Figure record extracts
====

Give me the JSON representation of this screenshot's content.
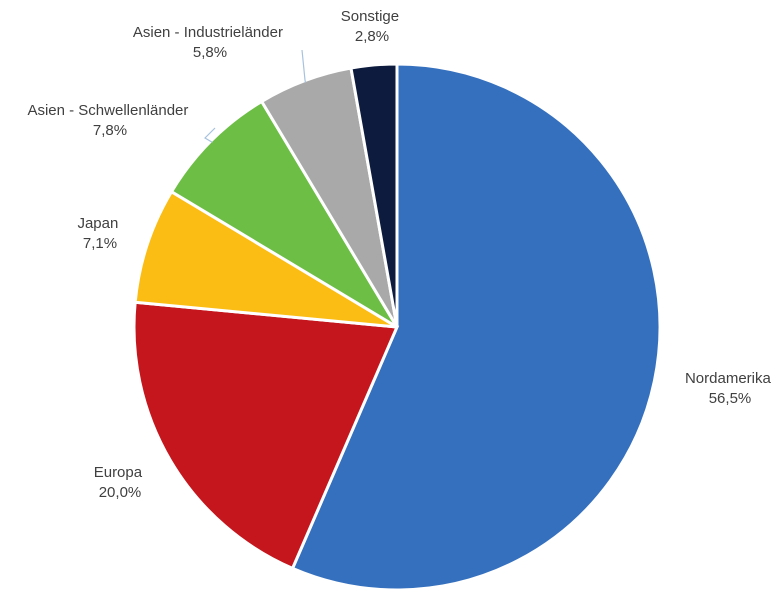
{
  "chart_data": {
    "type": "pie",
    "title": "",
    "start_angle_deg": 0,
    "direction": "clockwise",
    "slices": [
      {
        "key": "nordamerika",
        "label": "Nordamerika",
        "value": 56.5,
        "value_label": "56,5%",
        "color": "#3570BF"
      },
      {
        "key": "europa",
        "label": "Europa",
        "value": 20.0,
        "value_label": "20,0%",
        "color": "#C4161C"
      },
      {
        "key": "japan",
        "label": "Japan",
        "value": 7.1,
        "value_label": "7,1%",
        "color": "#FBBC14"
      },
      {
        "key": "asien-schwellenlaender",
        "label": "Asien - Schwellenländer",
        "value": 7.8,
        "value_label": "7,8%",
        "color": "#6DBE45"
      },
      {
        "key": "asien-industrielaender",
        "label": "Asien - Industrieländer",
        "value": 5.8,
        "value_label": "5,8%",
        "color": "#A9A9A9"
      },
      {
        "key": "sonstige",
        "label": "Sonstige",
        "value": 2.8,
        "value_label": "2,8%",
        "color": "#0D1B3E"
      }
    ]
  }
}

====

Problem details ::
Reproduce every entry word for word, but omit the pictures.

Result of this exercise ::
Give me the JSON representation of this screenshot's content.
{
  "chart_data": {
    "type": "pie",
    "title": "",
    "start_angle_deg": 0,
    "direction": "clockwise",
    "slices": [
      {
        "key": "nordamerika",
        "label": "Nordamerika",
        "value": 56.5,
        "value_label": "56,5%",
        "color": "#3570BF"
      },
      {
        "key": "europa",
        "label": "Europa",
        "value": 20.0,
        "value_label": "20,0%",
        "color": "#C4161C"
      },
      {
        "key": "japan",
        "label": "Japan",
        "value": 7.1,
        "value_label": "7,1%",
        "color": "#FBBC14"
      },
      {
        "key": "asien-schwellenlaender",
        "label": "Asien - Schwellenländer",
        "value": 7.8,
        "value_label": "7,8%",
        "color": "#6DBE45"
      },
      {
        "key": "asien-industrielaender",
        "label": "Asien - Industrieländer",
        "value": 5.8,
        "value_label": "5,8%",
        "color": "#A9A9A9"
      },
      {
        "key": "sonstige",
        "label": "Sonstige",
        "value": 2.8,
        "value_label": "2,8%",
        "color": "#0D1B3E"
      }
    ]
  }
}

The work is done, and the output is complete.